*** Task input ***

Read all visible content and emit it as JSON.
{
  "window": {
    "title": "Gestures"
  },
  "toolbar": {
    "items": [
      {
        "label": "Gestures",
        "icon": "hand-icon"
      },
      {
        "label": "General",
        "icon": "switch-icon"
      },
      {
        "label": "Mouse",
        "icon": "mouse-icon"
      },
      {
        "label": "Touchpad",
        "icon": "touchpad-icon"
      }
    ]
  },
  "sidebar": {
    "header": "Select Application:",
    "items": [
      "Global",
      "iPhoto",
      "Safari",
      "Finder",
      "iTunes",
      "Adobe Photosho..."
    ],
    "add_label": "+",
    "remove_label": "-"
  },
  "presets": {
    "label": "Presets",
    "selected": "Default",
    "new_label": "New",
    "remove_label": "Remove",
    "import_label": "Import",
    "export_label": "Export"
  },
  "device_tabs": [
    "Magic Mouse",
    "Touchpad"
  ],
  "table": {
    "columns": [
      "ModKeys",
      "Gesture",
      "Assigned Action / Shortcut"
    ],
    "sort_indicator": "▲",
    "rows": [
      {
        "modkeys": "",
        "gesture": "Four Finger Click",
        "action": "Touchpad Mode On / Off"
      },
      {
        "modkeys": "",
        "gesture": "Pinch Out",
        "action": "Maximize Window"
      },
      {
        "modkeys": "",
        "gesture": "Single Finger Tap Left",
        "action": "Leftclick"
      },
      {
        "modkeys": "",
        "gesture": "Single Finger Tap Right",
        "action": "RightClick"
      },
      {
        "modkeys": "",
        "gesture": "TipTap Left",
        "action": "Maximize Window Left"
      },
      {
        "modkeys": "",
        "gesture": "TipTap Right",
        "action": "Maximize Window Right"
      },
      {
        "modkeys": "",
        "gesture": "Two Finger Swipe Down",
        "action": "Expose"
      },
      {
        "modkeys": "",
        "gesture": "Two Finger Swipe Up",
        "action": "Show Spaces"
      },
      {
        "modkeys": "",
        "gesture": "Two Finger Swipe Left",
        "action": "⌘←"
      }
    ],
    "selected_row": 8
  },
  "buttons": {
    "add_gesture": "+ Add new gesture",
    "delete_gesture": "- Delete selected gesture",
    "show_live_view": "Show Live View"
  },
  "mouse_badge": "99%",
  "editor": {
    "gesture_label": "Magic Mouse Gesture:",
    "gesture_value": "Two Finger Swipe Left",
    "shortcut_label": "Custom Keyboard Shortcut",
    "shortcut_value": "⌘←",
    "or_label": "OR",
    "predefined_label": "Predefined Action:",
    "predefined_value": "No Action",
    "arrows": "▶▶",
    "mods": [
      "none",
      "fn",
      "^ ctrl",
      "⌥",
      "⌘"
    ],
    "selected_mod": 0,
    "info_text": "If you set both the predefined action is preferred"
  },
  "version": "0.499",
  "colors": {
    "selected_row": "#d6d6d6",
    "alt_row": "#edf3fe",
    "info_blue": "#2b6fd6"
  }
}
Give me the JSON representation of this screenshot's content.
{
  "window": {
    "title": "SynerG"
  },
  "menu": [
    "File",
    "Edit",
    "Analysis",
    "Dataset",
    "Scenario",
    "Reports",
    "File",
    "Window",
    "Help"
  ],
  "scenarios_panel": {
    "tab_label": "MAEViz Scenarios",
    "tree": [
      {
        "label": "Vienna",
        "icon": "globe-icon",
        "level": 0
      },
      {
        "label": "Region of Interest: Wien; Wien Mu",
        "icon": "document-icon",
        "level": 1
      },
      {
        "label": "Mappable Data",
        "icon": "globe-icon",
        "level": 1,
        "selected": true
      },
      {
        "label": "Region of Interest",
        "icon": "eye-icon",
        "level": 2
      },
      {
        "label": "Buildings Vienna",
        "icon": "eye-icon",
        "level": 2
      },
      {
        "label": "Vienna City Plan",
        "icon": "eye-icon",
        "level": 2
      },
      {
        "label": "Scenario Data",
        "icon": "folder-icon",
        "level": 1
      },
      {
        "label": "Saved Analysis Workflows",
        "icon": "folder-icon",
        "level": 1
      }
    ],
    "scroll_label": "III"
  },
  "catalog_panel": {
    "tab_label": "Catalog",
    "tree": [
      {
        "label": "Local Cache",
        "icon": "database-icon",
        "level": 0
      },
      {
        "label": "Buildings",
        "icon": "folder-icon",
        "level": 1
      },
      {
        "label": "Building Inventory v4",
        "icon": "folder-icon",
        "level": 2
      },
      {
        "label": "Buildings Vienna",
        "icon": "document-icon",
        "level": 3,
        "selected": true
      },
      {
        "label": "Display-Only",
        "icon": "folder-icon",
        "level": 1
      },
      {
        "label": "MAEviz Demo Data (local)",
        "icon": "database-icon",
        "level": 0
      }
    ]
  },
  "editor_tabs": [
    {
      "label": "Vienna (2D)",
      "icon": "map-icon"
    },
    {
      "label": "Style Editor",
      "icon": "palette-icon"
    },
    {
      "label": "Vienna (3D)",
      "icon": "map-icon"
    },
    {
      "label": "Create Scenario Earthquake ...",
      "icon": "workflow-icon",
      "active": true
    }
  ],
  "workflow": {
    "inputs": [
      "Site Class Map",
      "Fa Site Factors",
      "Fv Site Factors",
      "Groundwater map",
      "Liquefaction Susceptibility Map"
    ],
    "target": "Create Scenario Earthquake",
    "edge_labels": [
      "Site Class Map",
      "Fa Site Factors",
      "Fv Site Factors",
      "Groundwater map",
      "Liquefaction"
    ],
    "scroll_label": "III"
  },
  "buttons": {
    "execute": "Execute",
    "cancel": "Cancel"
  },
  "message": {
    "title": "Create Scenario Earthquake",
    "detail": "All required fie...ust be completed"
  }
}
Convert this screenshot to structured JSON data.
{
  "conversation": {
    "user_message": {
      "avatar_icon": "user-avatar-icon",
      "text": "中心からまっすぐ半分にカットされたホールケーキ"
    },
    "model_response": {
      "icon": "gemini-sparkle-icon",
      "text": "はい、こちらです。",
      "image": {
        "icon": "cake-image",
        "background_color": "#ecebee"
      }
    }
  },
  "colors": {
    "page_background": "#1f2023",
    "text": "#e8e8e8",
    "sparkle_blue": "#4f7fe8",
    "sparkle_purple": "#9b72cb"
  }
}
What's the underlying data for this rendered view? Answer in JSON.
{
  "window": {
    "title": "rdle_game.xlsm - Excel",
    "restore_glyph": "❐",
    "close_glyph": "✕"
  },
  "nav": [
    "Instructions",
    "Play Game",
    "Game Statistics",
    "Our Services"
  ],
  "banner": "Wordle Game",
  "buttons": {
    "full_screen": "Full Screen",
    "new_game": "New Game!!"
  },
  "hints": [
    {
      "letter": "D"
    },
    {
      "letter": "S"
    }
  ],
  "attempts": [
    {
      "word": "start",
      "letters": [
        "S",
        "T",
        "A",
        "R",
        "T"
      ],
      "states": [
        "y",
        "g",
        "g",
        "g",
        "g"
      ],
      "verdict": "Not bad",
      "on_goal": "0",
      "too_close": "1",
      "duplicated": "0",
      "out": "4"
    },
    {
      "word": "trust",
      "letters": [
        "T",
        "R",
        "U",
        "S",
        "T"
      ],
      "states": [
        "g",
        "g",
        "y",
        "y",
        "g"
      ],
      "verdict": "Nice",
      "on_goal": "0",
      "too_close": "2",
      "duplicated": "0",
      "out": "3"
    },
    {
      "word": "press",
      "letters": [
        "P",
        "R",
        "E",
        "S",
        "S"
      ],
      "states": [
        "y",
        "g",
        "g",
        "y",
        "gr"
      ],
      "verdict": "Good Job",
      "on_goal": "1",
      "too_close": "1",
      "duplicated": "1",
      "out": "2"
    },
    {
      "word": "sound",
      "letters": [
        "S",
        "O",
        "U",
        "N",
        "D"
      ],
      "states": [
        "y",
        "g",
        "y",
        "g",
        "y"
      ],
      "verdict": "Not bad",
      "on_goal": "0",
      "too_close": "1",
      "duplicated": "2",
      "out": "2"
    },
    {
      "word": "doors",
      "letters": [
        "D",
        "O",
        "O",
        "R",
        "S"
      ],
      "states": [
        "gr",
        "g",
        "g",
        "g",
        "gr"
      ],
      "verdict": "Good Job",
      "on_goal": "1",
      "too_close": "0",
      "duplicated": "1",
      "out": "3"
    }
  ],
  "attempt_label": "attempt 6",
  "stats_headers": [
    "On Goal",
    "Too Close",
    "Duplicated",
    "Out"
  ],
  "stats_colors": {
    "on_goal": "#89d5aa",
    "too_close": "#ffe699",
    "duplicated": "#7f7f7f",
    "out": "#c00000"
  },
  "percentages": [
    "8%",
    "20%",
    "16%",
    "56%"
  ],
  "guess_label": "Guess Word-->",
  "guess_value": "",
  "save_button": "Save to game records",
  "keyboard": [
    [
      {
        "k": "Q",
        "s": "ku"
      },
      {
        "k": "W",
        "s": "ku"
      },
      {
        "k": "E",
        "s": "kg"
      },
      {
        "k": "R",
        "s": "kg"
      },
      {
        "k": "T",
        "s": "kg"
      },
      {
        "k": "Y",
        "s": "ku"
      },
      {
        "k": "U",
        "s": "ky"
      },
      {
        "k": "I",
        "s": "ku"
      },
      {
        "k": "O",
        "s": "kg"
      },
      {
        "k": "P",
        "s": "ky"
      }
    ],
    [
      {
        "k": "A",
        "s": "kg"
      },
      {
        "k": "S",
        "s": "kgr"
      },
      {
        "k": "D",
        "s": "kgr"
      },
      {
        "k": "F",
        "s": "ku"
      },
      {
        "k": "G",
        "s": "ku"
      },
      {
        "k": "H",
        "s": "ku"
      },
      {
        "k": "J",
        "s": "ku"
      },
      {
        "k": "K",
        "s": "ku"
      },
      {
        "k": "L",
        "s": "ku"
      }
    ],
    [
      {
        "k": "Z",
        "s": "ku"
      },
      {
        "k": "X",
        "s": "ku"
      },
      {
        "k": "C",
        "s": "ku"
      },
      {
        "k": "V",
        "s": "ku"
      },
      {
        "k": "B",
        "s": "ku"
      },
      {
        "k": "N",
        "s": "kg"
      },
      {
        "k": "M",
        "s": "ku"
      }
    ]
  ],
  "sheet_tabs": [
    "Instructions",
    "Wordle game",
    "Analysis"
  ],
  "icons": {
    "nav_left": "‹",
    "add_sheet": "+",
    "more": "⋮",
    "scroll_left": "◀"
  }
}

***

- **Exercise aim**:
Using the entries above, return each line that includes the word "Single".

- **Answer to the exercise**:
        "gesture": "Single Finger Tap Left",
        "gesture": "Single Finger Tap Right",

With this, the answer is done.